--- START Material shown ---
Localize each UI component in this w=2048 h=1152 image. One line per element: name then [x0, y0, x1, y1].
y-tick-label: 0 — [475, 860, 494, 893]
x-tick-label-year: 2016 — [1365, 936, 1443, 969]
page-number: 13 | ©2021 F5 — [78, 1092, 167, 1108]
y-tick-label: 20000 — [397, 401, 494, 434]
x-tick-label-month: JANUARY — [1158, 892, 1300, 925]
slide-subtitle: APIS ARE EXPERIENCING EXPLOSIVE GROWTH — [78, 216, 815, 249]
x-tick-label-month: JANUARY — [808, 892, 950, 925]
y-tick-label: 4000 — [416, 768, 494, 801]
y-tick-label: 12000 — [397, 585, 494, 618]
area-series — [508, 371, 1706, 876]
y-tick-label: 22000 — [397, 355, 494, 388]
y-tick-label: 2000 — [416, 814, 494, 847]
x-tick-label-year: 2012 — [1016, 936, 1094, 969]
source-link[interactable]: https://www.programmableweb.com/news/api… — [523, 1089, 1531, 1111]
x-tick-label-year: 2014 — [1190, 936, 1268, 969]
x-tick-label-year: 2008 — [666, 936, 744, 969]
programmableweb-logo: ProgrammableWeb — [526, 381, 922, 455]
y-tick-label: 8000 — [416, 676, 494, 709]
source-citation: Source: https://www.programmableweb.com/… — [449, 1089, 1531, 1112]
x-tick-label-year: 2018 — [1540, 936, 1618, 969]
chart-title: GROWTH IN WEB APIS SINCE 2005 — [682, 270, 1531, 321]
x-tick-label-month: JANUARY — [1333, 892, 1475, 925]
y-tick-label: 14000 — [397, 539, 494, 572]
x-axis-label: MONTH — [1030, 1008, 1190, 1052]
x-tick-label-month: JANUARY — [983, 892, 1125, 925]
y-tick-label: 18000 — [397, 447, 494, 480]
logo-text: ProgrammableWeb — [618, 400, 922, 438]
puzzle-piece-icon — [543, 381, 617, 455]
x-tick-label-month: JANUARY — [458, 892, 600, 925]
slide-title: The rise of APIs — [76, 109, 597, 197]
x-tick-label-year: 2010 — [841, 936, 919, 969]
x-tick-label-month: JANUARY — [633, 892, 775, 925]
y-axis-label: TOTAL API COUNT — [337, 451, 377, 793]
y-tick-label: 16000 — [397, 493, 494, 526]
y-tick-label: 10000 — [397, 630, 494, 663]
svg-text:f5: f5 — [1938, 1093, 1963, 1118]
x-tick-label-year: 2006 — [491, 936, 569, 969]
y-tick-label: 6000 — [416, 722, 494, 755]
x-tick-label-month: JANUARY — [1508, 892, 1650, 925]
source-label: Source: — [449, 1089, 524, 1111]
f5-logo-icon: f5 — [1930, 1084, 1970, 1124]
--- END Material shown ---
Please format every line of the items above as a JSON list of strings, one string per line, leaving out blank lines.

[
  "Localize each UI component in this w=2048 h=1152 image. One line per element: name then [x0, y0, x1, y1].",
  "y-tick-label: 0 — [475, 860, 494, 893]",
  "x-tick-label-year: 2016 — [1365, 936, 1443, 969]",
  "page-number: 13 | ©2021 F5 — [78, 1092, 167, 1108]",
  "y-tick-label: 20000 — [397, 401, 494, 434]",
  "x-tick-label-month: JANUARY — [1158, 892, 1300, 925]",
  "slide-subtitle: APIS ARE EXPERIENCING EXPLOSIVE GROWTH — [78, 216, 815, 249]",
  "x-tick-label-month: JANUARY — [808, 892, 950, 925]",
  "y-tick-label: 4000 — [416, 768, 494, 801]",
  "y-tick-label: 12000 — [397, 585, 494, 618]",
  "area-series — [508, 371, 1706, 876]",
  "y-tick-label: 22000 — [397, 355, 494, 388]",
  "y-tick-label: 2000 — [416, 814, 494, 847]",
  "x-tick-label-year: 2012 — [1016, 936, 1094, 969]",
  "source-link[interactable]: https://www.programmableweb.com/news/api… — [523, 1089, 1531, 1111]",
  "x-tick-label-year: 2014 — [1190, 936, 1268, 969]",
  "x-tick-label-year: 2008 — [666, 936, 744, 969]",
  "programmableweb-logo: ProgrammableWeb — [526, 381, 922, 455]",
  "y-tick-label: 8000 — [416, 676, 494, 709]",
  "source-citation: Source: https://www.programmableweb.com/… — [449, 1089, 1531, 1112]",
  "x-tick-label-year: 2018 — [1540, 936, 1618, 969]",
  "chart-title: GROWTH IN WEB APIS SINCE 2005 — [682, 270, 1531, 321]",
  "x-tick-label-month: JANUARY — [1333, 892, 1475, 925]",
  "y-tick-label: 14000 — [397, 539, 494, 572]",
  "x-axis-label: MONTH — [1030, 1008, 1190, 1052]",
  "x-tick-label-month: JANUARY — [983, 892, 1125, 925]",
  "y-tick-label: 18000 — [397, 447, 494, 480]",
  "logo-text: ProgrammableWeb — [618, 400, 922, 438]",
  "puzzle-piece-icon — [543, 381, 617, 455]",
  "x-tick-label-month: JANUARY — [458, 892, 600, 925]",
  "slide-title: The rise of APIs — [76, 109, 597, 197]",
  "x-tick-label-year: 2010 — [841, 936, 919, 969]",
  "x-tick-label-month: JANUARY — [633, 892, 775, 925]",
  "y-axis-label: TOTAL API COUNT — [337, 451, 377, 793]",
  "y-tick-label: 16000 — [397, 493, 494, 526]",
  "y-tick-label: 10000 — [397, 630, 494, 663]",
  "svg-text:f5: f5 — [1938, 1093, 1963, 1118]",
  "x-tick-label-year: 2006 — [491, 936, 569, 969]",
  "y-tick-label: 6000 — [416, 722, 494, 755]",
  "x-tick-label-month: JANUARY — [1508, 892, 1650, 925]",
  "source-label: Source: — [449, 1089, 524, 1111]",
  "f5-logo-icon: f5 — [1930, 1084, 1970, 1124]"
]